_Your objective_
Locate every line below that contains the word "plus" and copy it.

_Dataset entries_
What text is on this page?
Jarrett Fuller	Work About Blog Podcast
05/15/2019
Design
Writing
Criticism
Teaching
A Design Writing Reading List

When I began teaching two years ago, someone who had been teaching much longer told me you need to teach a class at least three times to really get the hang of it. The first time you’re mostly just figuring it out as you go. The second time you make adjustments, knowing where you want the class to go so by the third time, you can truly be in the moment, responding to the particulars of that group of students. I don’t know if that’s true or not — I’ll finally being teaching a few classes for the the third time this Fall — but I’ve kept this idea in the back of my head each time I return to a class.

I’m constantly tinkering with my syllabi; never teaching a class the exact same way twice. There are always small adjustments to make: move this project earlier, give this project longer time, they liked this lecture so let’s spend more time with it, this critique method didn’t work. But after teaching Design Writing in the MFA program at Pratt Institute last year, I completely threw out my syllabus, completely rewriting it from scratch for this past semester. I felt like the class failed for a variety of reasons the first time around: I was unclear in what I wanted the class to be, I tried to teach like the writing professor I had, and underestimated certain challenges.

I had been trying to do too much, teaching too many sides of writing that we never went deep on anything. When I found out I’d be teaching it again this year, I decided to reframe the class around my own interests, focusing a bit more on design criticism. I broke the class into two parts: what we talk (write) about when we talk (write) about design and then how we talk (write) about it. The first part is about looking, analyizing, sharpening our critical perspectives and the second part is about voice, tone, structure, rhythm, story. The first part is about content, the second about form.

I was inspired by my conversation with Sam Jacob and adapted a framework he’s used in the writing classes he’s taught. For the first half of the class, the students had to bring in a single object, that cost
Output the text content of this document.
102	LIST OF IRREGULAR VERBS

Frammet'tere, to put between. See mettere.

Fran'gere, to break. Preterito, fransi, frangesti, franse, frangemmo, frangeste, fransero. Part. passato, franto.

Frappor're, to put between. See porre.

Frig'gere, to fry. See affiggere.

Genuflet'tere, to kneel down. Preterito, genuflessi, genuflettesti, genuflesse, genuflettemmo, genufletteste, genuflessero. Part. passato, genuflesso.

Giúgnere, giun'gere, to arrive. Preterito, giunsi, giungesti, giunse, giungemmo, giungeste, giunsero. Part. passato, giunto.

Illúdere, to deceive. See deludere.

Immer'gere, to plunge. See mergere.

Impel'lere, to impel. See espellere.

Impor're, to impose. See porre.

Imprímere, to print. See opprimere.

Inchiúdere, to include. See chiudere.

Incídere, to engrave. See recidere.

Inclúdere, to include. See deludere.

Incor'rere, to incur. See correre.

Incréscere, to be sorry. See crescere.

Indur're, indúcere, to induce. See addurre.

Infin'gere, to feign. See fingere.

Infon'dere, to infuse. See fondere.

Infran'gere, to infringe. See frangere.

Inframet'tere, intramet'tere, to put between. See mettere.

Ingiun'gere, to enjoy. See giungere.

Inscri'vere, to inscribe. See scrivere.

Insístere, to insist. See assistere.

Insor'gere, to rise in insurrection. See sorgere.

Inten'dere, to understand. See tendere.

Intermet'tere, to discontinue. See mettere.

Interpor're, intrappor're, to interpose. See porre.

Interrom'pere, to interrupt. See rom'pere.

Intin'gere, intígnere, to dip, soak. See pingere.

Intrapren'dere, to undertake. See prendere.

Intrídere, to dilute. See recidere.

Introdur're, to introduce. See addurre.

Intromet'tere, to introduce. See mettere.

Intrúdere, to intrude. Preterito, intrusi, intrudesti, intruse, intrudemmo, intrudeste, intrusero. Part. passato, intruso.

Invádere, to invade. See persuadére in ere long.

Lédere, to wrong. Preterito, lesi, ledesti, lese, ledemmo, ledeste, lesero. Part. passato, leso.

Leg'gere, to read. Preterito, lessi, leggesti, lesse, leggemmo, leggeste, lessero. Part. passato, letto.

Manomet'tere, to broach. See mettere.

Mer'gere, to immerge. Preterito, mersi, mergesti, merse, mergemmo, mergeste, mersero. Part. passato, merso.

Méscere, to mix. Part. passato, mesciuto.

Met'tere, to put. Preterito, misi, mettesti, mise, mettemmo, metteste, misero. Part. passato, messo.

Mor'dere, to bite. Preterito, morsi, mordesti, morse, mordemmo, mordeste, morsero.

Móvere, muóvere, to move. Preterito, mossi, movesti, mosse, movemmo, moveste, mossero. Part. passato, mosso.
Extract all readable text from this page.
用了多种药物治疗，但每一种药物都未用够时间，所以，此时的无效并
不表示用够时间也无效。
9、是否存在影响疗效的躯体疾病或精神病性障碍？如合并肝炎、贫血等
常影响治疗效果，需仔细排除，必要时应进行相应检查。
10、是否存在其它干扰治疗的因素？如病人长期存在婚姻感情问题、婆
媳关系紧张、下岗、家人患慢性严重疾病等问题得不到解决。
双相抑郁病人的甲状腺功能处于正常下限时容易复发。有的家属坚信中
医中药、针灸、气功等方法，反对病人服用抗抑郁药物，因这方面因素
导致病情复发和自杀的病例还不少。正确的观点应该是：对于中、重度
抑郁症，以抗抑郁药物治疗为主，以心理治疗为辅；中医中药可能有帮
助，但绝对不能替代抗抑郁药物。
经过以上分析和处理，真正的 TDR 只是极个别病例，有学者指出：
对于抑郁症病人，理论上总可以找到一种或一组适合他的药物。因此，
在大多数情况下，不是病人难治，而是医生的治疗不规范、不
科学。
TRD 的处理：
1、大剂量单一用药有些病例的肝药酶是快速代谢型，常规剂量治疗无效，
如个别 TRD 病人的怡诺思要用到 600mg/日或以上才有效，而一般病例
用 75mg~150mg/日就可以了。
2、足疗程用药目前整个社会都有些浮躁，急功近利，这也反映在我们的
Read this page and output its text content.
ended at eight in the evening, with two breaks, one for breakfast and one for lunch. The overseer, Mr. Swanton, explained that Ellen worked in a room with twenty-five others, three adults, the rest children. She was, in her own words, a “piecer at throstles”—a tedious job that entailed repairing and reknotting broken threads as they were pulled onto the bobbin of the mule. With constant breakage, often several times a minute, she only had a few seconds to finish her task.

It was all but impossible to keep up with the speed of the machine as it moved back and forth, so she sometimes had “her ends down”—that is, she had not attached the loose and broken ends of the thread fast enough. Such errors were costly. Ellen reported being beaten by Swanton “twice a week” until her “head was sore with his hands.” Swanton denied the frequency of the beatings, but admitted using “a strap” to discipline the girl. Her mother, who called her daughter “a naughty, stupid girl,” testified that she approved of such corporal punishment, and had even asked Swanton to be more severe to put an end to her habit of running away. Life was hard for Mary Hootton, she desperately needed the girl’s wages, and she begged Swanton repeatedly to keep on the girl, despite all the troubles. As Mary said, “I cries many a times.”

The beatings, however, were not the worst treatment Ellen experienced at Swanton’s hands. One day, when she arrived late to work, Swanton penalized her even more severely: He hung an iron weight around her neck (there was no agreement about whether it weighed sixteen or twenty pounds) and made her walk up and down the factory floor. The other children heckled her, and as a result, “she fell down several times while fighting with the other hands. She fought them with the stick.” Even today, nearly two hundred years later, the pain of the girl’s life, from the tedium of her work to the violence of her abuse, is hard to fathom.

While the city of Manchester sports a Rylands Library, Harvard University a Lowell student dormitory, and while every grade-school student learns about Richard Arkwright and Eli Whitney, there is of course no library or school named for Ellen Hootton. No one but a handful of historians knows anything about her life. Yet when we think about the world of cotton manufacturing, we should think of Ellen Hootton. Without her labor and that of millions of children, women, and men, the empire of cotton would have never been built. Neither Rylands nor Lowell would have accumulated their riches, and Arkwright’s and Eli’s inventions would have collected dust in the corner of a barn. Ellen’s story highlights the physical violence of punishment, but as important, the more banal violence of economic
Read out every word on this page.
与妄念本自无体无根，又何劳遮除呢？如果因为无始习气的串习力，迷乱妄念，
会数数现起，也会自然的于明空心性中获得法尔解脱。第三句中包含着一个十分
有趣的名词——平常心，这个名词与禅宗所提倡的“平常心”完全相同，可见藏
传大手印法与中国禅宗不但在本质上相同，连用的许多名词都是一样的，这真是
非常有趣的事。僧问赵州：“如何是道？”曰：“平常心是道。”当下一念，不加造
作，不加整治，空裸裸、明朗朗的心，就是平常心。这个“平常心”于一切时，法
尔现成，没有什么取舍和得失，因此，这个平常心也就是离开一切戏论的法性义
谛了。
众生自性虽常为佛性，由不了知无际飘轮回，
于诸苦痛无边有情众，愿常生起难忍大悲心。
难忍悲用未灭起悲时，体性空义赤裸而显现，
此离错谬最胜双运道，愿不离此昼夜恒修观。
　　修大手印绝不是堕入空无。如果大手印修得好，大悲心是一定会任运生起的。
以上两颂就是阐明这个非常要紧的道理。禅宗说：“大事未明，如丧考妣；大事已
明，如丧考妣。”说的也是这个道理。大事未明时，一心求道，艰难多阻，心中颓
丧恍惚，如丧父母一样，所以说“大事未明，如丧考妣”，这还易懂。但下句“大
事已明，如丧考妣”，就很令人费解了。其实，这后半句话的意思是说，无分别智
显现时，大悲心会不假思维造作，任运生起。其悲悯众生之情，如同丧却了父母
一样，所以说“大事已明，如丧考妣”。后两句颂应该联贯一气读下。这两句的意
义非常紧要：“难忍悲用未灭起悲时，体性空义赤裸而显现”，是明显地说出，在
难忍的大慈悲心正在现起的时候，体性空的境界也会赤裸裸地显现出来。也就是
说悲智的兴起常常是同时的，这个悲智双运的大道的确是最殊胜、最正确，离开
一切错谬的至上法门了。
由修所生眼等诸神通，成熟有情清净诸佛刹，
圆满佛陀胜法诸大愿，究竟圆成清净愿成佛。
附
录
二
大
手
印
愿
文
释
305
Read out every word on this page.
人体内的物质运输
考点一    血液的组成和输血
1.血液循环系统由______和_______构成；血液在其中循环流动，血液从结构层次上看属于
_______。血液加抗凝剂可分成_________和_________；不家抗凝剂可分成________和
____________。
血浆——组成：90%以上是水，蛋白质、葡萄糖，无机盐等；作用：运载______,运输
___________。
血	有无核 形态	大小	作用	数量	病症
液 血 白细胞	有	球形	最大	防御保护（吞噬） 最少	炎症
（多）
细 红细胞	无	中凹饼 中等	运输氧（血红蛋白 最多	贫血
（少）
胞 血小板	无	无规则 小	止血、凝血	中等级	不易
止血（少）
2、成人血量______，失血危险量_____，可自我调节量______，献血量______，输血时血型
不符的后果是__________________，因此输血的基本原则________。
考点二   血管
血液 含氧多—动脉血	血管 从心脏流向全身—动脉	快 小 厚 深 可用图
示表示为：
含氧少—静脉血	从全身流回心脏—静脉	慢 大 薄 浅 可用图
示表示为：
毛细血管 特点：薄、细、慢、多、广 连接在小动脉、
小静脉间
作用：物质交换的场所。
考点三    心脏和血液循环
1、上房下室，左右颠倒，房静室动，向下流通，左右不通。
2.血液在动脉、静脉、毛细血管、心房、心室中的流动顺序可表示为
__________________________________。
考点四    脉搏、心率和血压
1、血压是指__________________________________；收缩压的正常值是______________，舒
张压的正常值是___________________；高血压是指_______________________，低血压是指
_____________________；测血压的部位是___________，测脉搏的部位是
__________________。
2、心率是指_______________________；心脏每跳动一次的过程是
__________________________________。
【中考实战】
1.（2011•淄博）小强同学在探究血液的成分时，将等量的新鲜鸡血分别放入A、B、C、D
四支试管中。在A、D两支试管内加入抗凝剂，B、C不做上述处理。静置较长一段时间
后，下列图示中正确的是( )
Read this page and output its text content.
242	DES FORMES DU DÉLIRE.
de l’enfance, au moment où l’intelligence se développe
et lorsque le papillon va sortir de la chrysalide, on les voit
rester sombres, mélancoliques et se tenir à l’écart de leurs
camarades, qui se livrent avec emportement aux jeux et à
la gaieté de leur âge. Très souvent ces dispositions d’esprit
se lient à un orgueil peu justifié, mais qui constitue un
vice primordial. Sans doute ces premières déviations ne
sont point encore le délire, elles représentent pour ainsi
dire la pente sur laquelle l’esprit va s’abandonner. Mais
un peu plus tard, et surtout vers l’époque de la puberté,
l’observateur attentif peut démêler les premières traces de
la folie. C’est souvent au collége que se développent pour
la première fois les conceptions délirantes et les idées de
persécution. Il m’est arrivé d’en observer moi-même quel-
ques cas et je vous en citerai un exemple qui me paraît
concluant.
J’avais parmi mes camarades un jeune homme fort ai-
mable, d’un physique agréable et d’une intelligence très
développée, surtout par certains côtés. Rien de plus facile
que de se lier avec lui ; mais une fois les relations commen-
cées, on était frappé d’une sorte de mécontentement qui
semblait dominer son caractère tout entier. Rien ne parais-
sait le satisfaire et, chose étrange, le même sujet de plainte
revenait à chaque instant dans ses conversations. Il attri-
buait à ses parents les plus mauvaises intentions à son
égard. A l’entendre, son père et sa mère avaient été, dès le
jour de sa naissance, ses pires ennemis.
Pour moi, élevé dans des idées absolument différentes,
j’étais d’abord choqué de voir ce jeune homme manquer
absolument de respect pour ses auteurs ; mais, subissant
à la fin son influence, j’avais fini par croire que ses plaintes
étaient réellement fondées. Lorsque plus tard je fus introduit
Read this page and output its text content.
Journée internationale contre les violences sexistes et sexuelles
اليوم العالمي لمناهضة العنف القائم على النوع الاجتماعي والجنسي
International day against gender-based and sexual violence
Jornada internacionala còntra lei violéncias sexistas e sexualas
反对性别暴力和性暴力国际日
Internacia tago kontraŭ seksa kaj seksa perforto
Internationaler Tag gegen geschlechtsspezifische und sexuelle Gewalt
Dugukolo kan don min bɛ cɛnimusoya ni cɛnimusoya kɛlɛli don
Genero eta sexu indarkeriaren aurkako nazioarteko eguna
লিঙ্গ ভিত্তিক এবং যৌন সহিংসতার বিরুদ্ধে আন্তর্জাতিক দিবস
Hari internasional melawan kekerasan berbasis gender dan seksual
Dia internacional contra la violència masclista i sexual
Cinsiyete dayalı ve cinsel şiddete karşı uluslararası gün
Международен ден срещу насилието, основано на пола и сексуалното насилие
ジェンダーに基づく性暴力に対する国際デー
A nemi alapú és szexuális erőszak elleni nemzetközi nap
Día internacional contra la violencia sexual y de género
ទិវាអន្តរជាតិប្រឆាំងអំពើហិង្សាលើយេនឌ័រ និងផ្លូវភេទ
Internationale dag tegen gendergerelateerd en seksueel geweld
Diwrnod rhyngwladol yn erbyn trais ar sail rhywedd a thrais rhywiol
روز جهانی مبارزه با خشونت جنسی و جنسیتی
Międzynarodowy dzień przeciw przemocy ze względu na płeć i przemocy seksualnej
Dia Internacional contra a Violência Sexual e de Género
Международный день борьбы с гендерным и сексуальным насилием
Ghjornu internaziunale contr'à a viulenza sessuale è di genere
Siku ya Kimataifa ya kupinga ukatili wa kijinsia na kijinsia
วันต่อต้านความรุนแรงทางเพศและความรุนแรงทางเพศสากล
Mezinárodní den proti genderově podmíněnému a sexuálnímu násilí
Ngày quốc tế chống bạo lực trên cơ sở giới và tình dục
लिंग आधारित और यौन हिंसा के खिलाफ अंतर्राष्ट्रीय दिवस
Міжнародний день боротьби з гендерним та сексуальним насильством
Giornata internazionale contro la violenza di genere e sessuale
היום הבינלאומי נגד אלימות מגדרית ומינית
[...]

_Response below_
un peu plus tard, et surtout vers l’époque de la puberté,
développée, surtout par certains côtés. Rien de plus facile
buait à ses parents les plus mauvaises intentions à son
étaient réellement fondées. Lorsque plus tard je fus introduit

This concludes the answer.